REQUIREMENTS: Reproduce all the entries precisely.

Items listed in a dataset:
══════════

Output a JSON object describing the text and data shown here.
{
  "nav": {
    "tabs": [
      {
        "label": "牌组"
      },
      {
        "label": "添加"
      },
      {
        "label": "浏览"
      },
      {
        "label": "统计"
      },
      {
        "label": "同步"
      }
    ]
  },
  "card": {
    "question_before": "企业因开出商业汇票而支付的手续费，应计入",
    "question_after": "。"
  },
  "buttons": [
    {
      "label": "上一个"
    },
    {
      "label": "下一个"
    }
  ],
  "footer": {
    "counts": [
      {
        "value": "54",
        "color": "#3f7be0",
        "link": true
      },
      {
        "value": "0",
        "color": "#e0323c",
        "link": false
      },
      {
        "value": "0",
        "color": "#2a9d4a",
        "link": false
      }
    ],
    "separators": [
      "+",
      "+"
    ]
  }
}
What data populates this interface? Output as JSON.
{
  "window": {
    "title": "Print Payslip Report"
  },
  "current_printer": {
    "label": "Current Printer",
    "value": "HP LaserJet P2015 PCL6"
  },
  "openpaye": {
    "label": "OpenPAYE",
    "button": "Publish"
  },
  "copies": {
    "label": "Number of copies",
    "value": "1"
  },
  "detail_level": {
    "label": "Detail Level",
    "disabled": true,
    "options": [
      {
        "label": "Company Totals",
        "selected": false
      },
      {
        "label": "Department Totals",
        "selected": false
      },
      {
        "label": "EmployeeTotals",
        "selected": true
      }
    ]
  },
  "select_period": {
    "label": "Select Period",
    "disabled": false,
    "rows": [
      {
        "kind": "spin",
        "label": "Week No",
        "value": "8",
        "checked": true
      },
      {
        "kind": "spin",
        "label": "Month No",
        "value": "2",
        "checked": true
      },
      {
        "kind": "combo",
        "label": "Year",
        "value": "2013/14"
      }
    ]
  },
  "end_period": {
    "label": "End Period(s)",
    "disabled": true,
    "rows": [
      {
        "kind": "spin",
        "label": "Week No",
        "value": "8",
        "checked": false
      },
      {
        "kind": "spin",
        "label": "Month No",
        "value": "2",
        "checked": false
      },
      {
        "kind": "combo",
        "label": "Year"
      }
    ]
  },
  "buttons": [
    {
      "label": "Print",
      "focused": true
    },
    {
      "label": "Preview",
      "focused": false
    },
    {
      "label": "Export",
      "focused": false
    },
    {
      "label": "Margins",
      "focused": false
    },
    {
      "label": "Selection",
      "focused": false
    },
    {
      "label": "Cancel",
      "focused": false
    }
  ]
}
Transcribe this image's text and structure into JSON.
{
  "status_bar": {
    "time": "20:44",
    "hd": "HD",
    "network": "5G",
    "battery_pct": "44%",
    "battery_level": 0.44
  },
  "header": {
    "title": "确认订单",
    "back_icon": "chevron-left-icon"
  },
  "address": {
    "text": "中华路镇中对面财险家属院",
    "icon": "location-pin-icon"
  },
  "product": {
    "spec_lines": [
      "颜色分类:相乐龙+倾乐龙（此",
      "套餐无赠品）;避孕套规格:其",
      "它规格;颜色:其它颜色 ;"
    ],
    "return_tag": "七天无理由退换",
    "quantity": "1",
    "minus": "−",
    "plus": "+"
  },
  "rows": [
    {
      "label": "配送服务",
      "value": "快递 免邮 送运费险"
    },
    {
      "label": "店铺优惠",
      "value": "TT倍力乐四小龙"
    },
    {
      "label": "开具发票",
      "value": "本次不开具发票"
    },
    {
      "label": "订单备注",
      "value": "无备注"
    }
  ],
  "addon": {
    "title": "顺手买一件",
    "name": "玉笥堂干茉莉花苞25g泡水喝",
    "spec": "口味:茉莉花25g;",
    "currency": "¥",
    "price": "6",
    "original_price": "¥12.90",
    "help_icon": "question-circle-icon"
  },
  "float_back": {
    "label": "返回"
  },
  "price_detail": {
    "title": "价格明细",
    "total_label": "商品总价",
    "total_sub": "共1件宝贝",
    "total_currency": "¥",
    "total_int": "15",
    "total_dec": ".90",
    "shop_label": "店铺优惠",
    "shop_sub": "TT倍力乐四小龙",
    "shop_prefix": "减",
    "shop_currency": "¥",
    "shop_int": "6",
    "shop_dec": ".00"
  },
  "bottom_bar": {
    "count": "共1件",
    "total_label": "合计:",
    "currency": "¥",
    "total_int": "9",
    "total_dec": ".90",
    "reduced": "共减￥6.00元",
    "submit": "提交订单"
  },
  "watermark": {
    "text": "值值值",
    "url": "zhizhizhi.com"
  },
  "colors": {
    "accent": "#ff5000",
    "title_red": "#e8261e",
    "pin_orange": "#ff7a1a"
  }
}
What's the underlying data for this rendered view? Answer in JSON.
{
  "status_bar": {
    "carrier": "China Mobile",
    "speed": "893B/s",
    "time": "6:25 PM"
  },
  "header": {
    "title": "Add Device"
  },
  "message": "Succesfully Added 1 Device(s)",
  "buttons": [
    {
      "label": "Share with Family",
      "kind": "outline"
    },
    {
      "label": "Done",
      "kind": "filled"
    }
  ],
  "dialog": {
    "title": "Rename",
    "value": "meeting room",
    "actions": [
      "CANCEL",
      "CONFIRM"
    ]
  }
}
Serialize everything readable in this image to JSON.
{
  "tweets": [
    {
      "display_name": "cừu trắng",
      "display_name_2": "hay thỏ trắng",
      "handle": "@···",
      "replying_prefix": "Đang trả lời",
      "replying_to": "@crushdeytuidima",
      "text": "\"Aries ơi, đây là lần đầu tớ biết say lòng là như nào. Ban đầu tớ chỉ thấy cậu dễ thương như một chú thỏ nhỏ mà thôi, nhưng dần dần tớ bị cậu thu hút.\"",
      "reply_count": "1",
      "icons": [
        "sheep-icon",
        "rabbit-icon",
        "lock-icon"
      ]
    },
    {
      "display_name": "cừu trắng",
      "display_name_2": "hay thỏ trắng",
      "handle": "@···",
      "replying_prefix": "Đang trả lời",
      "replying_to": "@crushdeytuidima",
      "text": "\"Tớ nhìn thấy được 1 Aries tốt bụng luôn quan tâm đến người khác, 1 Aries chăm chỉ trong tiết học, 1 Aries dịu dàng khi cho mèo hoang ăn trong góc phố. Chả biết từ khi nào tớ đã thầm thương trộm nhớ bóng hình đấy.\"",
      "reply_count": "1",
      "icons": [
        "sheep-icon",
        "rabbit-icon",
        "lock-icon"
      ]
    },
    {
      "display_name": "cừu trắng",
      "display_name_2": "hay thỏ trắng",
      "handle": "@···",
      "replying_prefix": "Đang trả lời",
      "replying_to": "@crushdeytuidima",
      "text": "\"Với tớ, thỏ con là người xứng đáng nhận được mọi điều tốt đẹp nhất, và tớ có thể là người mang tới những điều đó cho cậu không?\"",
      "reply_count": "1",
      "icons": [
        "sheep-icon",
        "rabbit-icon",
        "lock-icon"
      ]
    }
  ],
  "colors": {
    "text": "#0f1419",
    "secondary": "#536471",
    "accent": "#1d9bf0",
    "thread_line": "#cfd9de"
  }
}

══════════

THE COMPLETED TASK:
Output a JSON object describing the text and data shown here.
{
  "nav": {
    "tabs": [
      {
        "label": "牌组"
      },
      {
        "label": "添加"
      },
      {
        "label": "浏览"
      },
      {
        "label": "统计"
      },
      {
        "label": "同步"
      }
    ]
  },
  "card": {
    "question_before": "企业因开出商业汇票而支付的手续费，应计入",
    "question_after": "。"
  },
  "buttons": [
    {
      "label": "上一个"
    },
    {
      "label": "下一个"
    }
  ],
  "footer": {
    "counts": [
      {
        "value": "54",
        "color": "#3f7be0",
        "link": true
      },
      {
        "value": "0",
        "color": "#e0323c",
        "link": false
      },
      {
        "value": "0",
        "color": "#2a9d4a",
        "link": false
      }
    ],
    "separators": [
      "+",
      "+"
    ]
  }
}
What data populates this interface? Output as JSON.
{
  "window": {
    "title": "Print Payslip Report"
  },
  "current_printer": {
    "label": "Current Printer",
    "value": "HP LaserJet P2015 PCL6"
  },
  "openpaye": {
    "label": "OpenPAYE",
    "button": "Publish"
  },
  "copies": {
    "label": "Number of copies",
    "value": "1"
  },
  "detail_level": {
    "label": "Detail Level",
    "disabled": true,
    "options": [
      {
        "label": "Company Totals",
        "selected": false
      },
      {
        "label": "Department Totals",
        "selected": false
      },
      {
        "label": "EmployeeTotals",
        "selected": true
      }
    ]
  },
  "select_period": {
    "label": "Select Period",
    "disabled": false,
    "rows": [
      {
        "kind": "spin",
        "label": "Week No",
        "value": "8",
        "checked": true
      },
      {
        "kind": "spin",
        "label": "Month No",
        "value": "2",
        "checked": true
      },
      {
        "kind": "combo",
        "label": "Year",
        "value": "2013/14"
      }
    ]
  },
  "end_period": {
    "label": "End Period(s)",
    "disabled": true,
    "rows": [
      {
        "kind": "spin",
        "label": "Week No",
        "value": "8",
        "checked": false
      },
      {
        "kind": "spin",
        "label": "Month No",
        "value": "2",
        "checked": false
      },
      {
        "kind": "combo",
        "label": "Year"
      }
    ]
  },
  "buttons": [
    {
      "label": "Print",
      "focused": true
    },
    {
      "label": "Preview",
      "focused": false
    },
    {
      "label": "Export",
      "focused": false
    },
    {
      "label": "Margins",
      "focused": false
    },
    {
      "label": "Selection",
      "focused": false
    },
    {
      "label": "Cancel",
      "focused": false
    }
  ]
}
Transcribe this image's text and structure into JSON.
{
  "status_bar": {
    "time": "20:44",
    "hd": "HD",
    "network": "5G",
    "battery_pct": "44%",
    "battery_level": 0.44
  },
  "header": {
    "title": "确认订单",
    "back_icon": "chevron-left-icon"
  },
  "address": {
    "text": "中华路镇中对面财险家属院",
    "icon": "location-pin-icon"
  },
  "product": {
    "spec_lines": [
      "颜色分类:相乐龙+倾乐龙（此",
      "套餐无赠品）;避孕套规格:其",
      "它规格;颜色:其它颜色 ;"
    ],
    "return_tag": "七天无理由退换",
    "quantity": "1",
    "minus": "−",
    "plus": "+"
  },
  "rows": [
    {
      "label": "配送服务",
      "value": "快递 免邮 送运费险"
    },
    {
      "label": "店铺优惠",
      "value": "TT倍力乐四小龙"
    },
    {
      "label": "开具发票",
      "value": "本次不开具发票"
    },
    {
      "label": "订单备注",
      "value": "无备注"
    }
  ],
  "addon": {
    "title": "顺手买一件",
    "name": "玉笥堂干茉莉花苞25g泡水喝",
    "spec": "口味:茉莉花25g;",
    "currency": "¥",
    "price": "6",
    "original_price": "¥12.90",
    "help_icon": "question-circle-icon"
  },
  "float_back": {
    "label": "返回"
  },
  "price_detail": {
    "title": "价格明细",
    "total_label": "商品总价",
    "total_sub": "共1件宝贝",
    "total_currency": "¥",
    "total_int": "15",
    "total_dec": ".90",
    "shop_label": "店铺优惠",
    "shop_sub": "TT倍力乐四小龙",
    "shop_prefix": "减",
    "shop_currency": "¥",
    "shop_int": "6",
    "shop_dec": ".00"
  },
  "bottom_bar": {
    "count": "共1件",
    "total_label": "合计:",
    "currency": "¥",
    "total_int": "9",
    "total_dec": ".90",
    "reduced": "共减￥6.00元",
    "submit": "提交订单"
  },
  "watermark": {
    "text": "值值值",
    "url": "zhizhizhi.com"
  },
  "colors": {
    "accent": "#ff5000",
    "title_red": "#e8261e",
    "pin_orange": "#ff7a1a"
  }
}
What's the underlying data for this rendered view? Answer in JSON.
{
  "status_bar": {
    "carrier": "China Mobile",
    "speed": "893B/s",
    "time": "6:25 PM"
  },
  "header": {
    "title": "Add Device"
  },
  "message": "Succesfully Added 1 Device(s)",
  "buttons": [
    {
      "label": "Share with Family",
      "kind": "outline"
    },
    {
      "label": "Done",
      "kind": "filled"
    }
  ],
  "dialog": {
    "title": "Rename",
    "value": "meeting room",
    "actions": [
      "CANCEL",
      "CONFIRM"
    ]
  }
}
Serialize everything readable in this image to JSON.
{
  "tweets": [
    {
      "display_name": "cừu trắng",
      "display_name_2": "hay thỏ trắng",
      "handle": "@···",
      "replying_prefix": "Đang trả lời",
      "replying_to": "@crushdeytuidima",
      "text": "\"Aries ơi, đây là lần đầu tớ biết say lòng là như nào. Ban đầu tớ chỉ thấy cậu dễ thương như một chú thỏ nhỏ mà thôi, nhưng dần dần tớ bị cậu thu hút.\"",
      "reply_count": "1",
      "icons": [
        "sheep-icon",
        "rabbit-icon",
        "lock-icon"
      ]
    },
    {
      "display_name": "cừu trắng",
      "display_name_2": "hay thỏ trắng",
      "handle": "@···",
      "replying_prefix": "Đang trả lời",
      "replying_to": "@crushdeytuidima",
      "text": "\"Tớ nhìn thấy được 1 Aries tốt bụng luôn quan tâm đến người khác, 1 Aries chăm chỉ trong tiết học, 1 Aries dịu dàng khi cho mèo hoang ăn trong góc phố. Chả biết từ khi nào tớ đã thầm thương trộm nhớ bóng hình đấy.\"",
      "reply_count": "1",
      "icons": [
        "sheep-icon",
        "rabbit-icon",
        "lock-icon"
      ]
    },
    {
      "display_name": "cừu trắng",
      "display_name_2": "hay thỏ trắng",
      "handle": "@···",
      "replying_prefix": "Đang trả lời",
      "replying_to": "@crushdeytuidima",
      "text": "\"Với tớ, thỏ con là người xứng đáng nhận được mọi điều tốt đẹp nhất, và tớ có thể là người mang tới những điều đó cho cậu không?\"",
      "reply_count": "1",
      "icons": [
        "sheep-icon",
        "rabbit-icon",
        "lock-icon"
      ]
    }
  ],
  "colors": {
    "text": "#0f1419",
    "secondary": "#536471",
    "accent": "#1d9bf0",
    "thread_line": "#cfd9de"
  }
}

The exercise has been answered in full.